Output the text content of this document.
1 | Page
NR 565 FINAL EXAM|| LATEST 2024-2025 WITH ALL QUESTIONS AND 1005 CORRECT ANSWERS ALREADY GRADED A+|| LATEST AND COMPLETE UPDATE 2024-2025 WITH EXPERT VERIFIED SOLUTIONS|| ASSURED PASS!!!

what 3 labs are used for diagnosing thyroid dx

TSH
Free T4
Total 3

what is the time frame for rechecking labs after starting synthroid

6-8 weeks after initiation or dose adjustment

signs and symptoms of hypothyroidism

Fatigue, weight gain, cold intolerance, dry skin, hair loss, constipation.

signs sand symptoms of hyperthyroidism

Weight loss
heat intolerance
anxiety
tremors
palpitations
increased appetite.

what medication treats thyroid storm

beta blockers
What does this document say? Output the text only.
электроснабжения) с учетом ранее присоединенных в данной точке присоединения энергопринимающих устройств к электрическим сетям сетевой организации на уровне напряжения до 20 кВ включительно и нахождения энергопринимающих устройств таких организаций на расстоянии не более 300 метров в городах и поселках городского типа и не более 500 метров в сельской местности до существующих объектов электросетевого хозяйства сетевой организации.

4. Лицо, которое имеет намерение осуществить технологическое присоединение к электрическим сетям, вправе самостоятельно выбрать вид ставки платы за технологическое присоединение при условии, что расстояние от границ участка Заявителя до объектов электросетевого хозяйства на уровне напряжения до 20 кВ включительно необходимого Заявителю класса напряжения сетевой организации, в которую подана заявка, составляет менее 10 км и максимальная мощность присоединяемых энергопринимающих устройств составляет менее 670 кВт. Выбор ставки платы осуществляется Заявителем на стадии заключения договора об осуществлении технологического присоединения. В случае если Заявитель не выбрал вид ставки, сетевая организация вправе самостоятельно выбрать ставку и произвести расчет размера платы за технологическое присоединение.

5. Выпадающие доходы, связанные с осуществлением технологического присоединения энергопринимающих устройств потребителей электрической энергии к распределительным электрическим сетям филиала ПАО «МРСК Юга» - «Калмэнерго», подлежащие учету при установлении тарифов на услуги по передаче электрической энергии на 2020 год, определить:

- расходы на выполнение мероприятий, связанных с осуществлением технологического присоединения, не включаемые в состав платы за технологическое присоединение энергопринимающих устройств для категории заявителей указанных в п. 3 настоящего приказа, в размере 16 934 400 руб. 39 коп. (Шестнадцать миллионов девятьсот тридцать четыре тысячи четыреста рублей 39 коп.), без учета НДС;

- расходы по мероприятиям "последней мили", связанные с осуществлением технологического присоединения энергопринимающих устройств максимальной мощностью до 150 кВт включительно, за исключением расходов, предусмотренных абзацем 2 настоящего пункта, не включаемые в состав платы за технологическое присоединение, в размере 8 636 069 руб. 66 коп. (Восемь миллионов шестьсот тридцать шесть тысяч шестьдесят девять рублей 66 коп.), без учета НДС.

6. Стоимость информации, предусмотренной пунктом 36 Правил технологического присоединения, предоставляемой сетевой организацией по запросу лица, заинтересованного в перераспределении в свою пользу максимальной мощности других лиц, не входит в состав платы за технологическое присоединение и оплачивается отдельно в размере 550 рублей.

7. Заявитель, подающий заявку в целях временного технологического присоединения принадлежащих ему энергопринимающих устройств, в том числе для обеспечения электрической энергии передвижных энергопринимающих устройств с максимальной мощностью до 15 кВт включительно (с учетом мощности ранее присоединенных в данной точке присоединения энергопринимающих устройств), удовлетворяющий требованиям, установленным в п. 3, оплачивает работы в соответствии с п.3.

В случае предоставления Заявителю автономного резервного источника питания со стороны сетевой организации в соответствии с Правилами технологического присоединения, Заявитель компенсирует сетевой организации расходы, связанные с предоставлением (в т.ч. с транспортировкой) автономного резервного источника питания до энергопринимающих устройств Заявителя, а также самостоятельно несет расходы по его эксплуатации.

**PROBLEM TO WORK ON**. Produce an exact copy of every entry above.

**THE OUTPUT**.
Output the text content of this document.
1 | Page
NR 565 FINAL EXAM|| LATEST 2024-2025 WITH ALL QUESTIONS AND 1005 CORRECT ANSWERS ALREADY GRADED A+|| LATEST AND COMPLETE UPDATE 2024-2025 WITH EXPERT VERIFIED SOLUTIONS|| ASSURED PASS!!!

what 3 labs are used for diagnosing thyroid dx

TSH
Free T4
Total 3

what is the time frame for rechecking labs after starting synthroid

6-8 weeks after initiation or dose adjustment

signs and symptoms of hypothyroidism

Fatigue, weight gain, cold intolerance, dry skin, hair loss, constipation.

signs sand symptoms of hyperthyroidism

Weight loss
heat intolerance
anxiety
tremors
palpitations
increased appetite.

what medication treats thyroid storm

beta blockers
What does this document say? Output the text only.
электроснабжения) с учетом ранее присоединенных в данной точке присоединения энергопринимающих устройств к электрическим сетям сетевой организации на уровне напряжения до 20 кВ включительно и нахождения энергопринимающих устройств таких организаций на расстоянии не более 300 метров в городах и поселках городского типа и не более 500 метров в сельской местности до существующих объектов электросетевого хозяйства сетевой организации.

4. Лицо, которое имеет намерение осуществить технологическое присоединение к электрическим сетям, вправе самостоятельно выбрать вид ставки платы за технологическое присоединение при условии, что расстояние от границ участка Заявителя до объектов электросетевого хозяйства на уровне напряжения до 20 кВ включительно необходимого Заявителю класса напряжения сетевой организации, в которую подана заявка, составляет менее 10 км и максимальная мощность присоединяемых энергопринимающих устройств составляет менее 670 кВт. Выбор ставки платы осуществляется Заявителем на стадии заключения договора об осуществлении технологического присоединения. В случае если Заявитель не выбрал вид ставки, сетевая организация вправе самостоятельно выбрать ставку и произвести расчет размера платы за технологическое присоединение.

5. Выпадающие доходы, связанные с осуществлением технологического присоединения энергопринимающих устройств потребителей электрической энергии к распределительным электрическим сетям филиала ПАО «МРСК Юга» - «Калмэнерго», подлежащие учету при установлении тарифов на услуги по передаче электрической энергии на 2020 год, определить:

- расходы на выполнение мероприятий, связанных с осуществлением технологического присоединения, не включаемые в состав платы за технологическое присоединение энергопринимающих устройств для категории заявителей указанных в п. 3 настоящего приказа, в размере 16 934 400 руб. 39 коп. (Шестнадцать миллионов девятьсот тридцать четыре тысячи четыреста рублей 39 коп.), без учета НДС;

- расходы по мероприятиям "последней мили", связанные с осуществлением технологического присоединения энергопринимающих устройств максимальной мощностью до 150 кВт включительно, за исключением расходов, предусмотренных абзацем 2 настоящего пункта, не включаемые в состав платы за технологическое присоединение, в размере 8 636 069 руб. 66 коп. (Восемь миллионов шестьсот тридцать шесть тысяч шестьдесят девять рублей 66 коп.), без учета НДС.

6. Стоимость информации, предусмотренной пунктом 36 Правил технологического присоединения, предоставляемой сетевой организацией по запросу лица, заинтересованного в перераспределении в свою пользу максимальной мощности других лиц, не входит в состав платы за технологическое присоединение и оплачивается отдельно в размере 550 рублей.

7. Заявитель, подающий заявку в целях временного технологического присоединения принадлежащих ему энергопринимающих устройств, в том числе для обеспечения электрической энергии передвижных энергопринимающих устройств с максимальной мощностью до 15 кВт включительно (с учетом мощности ранее присоединенных в данной точке присоединения энергопринимающих устройств), удовлетворяющий требованиям, установленным в п. 3, оплачивает работы в соответствии с п.3.

В случае предоставления Заявителю автономного резервного источника питания со стороны сетевой организации в соответствии с Правилами технологического присоединения, Заявитель компенсирует сетевой организации расходы, связанные с предоставлением (в т.ч. с транспортировкой) автономного резервного источника питания до энергопринимающих устройств Заявителя, а также самостоятельно несет расходы по его эксплуатации.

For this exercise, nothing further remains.